**GIVEN REQUEST:**
Search the listing for "Interferers" and copy every line where it appears.

Stored data
****
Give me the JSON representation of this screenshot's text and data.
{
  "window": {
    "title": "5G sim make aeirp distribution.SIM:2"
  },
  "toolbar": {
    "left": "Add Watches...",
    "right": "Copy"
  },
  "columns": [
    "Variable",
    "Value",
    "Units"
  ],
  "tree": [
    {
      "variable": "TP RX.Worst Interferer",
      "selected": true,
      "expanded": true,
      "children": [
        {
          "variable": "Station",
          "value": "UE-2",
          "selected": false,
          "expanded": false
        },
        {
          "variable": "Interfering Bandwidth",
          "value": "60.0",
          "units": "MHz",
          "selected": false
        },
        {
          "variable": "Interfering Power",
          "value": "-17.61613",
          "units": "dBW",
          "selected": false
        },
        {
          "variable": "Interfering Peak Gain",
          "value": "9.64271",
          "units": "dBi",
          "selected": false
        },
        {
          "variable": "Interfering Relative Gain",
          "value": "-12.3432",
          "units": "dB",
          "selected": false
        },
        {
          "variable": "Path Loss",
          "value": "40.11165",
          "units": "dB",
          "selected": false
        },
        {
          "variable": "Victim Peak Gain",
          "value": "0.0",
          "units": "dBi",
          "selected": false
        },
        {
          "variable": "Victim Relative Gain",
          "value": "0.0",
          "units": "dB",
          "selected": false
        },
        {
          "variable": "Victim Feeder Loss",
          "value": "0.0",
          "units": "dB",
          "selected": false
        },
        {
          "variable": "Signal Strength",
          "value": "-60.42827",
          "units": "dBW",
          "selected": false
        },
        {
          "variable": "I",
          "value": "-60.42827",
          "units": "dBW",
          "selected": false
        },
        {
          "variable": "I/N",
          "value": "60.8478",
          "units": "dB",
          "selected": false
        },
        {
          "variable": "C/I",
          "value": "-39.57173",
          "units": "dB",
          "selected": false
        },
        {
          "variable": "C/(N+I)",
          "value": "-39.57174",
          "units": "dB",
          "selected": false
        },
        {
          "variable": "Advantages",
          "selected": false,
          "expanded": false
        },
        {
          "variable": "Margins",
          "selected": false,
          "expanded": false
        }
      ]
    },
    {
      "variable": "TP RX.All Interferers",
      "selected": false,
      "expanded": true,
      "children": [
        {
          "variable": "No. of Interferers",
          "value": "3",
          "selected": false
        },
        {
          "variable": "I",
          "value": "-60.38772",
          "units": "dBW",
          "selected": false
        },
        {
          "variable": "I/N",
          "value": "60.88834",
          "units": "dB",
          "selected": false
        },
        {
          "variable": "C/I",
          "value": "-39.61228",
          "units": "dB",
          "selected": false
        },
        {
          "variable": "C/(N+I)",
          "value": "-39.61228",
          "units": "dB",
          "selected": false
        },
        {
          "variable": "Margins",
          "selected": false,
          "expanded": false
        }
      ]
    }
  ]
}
****
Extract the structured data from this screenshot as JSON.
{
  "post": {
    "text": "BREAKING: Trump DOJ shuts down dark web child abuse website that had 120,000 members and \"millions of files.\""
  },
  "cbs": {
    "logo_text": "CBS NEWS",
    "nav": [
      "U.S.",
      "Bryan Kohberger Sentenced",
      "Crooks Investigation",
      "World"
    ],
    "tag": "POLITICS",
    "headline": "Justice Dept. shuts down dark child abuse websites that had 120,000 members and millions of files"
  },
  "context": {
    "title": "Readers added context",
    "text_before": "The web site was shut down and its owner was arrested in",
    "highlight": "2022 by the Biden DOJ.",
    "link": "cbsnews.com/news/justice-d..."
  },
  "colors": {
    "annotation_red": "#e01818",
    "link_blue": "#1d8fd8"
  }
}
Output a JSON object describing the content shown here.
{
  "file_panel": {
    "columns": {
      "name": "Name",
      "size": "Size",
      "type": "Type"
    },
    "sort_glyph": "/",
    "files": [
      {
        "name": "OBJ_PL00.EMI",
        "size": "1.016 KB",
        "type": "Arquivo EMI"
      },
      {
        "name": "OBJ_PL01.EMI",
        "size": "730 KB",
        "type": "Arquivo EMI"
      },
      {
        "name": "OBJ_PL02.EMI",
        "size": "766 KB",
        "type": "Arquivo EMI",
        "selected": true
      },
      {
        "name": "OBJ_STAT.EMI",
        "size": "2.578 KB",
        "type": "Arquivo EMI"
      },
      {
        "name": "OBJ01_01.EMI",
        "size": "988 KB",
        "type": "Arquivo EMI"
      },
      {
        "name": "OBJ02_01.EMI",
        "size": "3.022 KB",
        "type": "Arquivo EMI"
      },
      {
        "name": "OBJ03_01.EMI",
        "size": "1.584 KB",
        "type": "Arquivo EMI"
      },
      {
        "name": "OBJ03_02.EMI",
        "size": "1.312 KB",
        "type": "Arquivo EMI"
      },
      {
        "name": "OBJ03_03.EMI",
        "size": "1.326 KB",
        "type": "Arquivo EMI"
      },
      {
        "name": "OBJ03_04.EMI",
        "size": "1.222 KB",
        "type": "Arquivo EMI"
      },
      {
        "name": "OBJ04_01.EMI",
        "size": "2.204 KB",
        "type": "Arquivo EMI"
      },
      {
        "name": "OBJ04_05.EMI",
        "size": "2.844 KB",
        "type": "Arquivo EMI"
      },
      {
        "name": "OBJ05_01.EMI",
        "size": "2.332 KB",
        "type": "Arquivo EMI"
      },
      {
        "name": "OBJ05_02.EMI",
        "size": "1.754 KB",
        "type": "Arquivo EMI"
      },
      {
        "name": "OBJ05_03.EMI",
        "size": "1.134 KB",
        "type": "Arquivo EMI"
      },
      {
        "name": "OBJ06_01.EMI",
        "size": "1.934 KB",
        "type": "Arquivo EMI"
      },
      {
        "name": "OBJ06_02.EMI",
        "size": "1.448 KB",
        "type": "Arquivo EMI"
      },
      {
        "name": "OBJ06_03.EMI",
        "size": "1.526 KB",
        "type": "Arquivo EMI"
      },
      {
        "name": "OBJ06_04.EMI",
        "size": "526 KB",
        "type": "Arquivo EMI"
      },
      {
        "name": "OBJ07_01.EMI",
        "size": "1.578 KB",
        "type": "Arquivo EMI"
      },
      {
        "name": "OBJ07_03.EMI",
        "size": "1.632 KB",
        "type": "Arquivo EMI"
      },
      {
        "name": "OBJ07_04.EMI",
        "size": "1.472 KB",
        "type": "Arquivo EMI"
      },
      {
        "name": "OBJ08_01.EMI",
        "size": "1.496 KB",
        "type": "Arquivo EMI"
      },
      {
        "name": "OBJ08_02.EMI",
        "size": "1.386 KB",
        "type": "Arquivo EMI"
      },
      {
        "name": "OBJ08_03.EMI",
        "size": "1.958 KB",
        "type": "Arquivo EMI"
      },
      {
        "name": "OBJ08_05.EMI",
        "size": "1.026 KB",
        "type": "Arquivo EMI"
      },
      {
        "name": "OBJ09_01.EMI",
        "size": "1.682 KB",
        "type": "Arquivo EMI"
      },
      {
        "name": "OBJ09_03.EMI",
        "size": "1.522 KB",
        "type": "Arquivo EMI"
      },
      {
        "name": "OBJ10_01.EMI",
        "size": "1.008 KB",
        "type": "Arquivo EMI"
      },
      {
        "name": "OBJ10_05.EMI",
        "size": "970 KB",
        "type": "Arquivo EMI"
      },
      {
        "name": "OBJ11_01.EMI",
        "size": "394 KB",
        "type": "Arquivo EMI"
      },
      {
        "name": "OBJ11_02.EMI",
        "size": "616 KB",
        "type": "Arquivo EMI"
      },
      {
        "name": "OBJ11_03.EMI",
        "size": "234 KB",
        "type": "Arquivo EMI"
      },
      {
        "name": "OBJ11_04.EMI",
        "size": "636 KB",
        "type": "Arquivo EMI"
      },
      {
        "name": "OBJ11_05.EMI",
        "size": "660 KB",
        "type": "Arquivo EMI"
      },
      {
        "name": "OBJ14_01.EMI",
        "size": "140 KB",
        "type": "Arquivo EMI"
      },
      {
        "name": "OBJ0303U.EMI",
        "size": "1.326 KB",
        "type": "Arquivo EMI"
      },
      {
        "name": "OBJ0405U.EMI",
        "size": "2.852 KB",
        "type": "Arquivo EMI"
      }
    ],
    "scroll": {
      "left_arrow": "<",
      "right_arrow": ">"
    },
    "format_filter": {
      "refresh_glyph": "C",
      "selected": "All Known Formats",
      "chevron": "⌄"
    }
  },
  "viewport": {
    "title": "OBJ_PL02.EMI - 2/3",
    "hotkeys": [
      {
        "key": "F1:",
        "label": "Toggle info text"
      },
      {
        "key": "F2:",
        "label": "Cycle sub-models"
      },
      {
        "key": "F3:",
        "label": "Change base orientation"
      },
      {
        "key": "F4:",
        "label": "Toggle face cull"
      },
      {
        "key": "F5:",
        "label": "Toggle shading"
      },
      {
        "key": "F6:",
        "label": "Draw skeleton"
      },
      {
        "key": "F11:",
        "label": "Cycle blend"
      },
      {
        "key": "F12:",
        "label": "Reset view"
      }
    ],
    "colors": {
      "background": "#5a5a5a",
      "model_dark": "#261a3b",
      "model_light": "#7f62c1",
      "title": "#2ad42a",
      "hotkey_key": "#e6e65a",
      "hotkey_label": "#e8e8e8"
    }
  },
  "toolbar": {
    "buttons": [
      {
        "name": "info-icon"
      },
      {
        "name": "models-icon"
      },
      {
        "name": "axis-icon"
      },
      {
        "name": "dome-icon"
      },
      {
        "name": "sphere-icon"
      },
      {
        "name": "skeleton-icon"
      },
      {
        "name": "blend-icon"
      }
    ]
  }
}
****
**ANSWER FOR THIS EXERCISE:**
      "variable": "TP RX.All Interferers",
          "variable": "No. of Interferers",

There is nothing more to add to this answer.